## WHAT YOU NEED TO DO
Please copy every line of the records below that holds the word "Severens".

## SOURCE DATA
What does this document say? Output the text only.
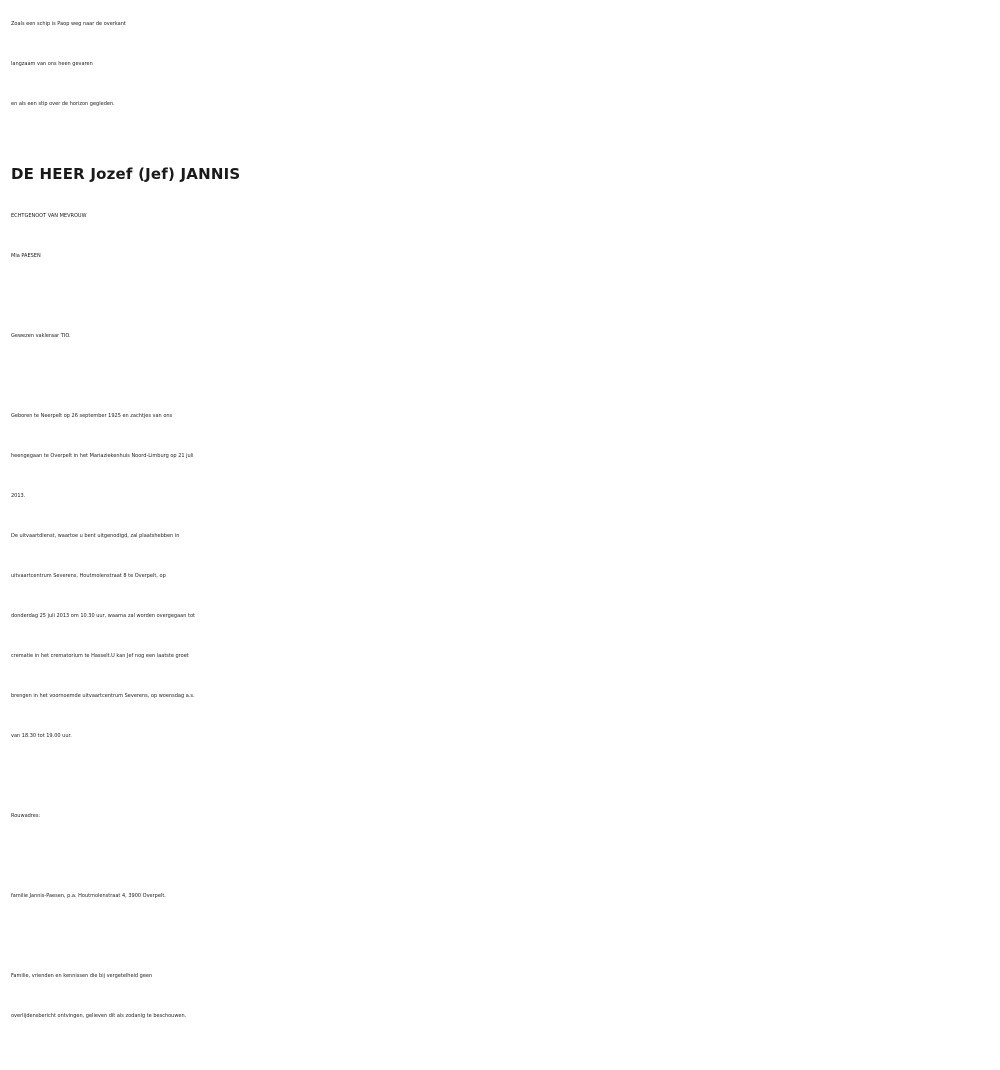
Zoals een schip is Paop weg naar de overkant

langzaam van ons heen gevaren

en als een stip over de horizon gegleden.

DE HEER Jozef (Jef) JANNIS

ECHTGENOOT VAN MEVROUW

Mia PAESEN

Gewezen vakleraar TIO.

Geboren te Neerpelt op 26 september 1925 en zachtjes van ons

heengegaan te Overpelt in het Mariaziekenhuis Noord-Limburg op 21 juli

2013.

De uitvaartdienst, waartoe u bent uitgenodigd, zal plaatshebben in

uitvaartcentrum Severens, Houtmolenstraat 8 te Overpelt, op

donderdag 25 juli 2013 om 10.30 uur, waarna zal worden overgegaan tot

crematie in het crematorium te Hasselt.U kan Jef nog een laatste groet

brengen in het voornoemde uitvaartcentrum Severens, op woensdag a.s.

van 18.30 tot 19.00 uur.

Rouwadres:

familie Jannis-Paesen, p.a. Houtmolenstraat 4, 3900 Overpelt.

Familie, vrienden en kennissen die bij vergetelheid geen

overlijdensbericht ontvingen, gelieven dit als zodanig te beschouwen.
==
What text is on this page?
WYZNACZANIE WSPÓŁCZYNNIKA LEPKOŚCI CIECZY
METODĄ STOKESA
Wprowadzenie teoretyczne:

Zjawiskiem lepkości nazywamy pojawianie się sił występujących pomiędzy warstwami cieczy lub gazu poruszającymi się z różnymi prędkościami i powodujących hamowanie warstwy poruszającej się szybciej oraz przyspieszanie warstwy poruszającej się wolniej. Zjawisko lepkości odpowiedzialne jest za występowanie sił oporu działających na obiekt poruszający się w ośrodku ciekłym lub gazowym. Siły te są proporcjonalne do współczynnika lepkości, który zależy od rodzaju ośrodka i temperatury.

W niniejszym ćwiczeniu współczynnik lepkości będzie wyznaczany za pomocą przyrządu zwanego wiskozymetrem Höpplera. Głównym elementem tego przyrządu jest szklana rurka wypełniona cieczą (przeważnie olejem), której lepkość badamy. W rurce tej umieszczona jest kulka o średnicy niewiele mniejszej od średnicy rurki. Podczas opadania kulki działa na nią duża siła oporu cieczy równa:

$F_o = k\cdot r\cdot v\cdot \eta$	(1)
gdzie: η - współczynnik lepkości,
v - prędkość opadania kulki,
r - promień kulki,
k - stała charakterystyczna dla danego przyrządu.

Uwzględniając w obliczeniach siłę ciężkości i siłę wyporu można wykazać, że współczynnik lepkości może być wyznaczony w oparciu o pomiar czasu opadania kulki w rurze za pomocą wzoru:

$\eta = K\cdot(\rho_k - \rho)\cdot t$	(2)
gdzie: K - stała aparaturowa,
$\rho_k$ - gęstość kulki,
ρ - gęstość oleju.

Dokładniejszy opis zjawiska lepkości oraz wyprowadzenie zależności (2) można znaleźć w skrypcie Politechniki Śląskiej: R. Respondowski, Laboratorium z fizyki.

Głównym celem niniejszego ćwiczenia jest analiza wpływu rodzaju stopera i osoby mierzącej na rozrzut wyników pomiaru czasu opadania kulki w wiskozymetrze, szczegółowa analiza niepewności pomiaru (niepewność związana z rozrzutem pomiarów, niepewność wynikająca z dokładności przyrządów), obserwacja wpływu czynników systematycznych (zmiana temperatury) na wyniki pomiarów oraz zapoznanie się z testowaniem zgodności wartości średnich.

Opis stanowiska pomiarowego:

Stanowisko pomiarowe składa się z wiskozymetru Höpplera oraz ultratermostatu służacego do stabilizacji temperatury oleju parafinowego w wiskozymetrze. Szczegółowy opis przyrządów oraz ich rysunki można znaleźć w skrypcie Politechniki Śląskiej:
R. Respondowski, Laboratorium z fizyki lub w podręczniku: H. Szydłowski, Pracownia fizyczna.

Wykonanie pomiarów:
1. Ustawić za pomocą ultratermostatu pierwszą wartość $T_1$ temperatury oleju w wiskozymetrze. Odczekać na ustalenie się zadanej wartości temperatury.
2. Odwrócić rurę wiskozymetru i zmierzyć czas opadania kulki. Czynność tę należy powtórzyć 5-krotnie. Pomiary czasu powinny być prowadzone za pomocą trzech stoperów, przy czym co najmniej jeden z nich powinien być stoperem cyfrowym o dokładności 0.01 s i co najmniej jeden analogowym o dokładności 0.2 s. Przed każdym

## REPLY TO THE EXERCISE
uitvaartcentrum Severens, Houtmolenstraat 8 te Overpelt, op
brengen in het voornoemde uitvaartcentrum Severens, op woensdag a.s.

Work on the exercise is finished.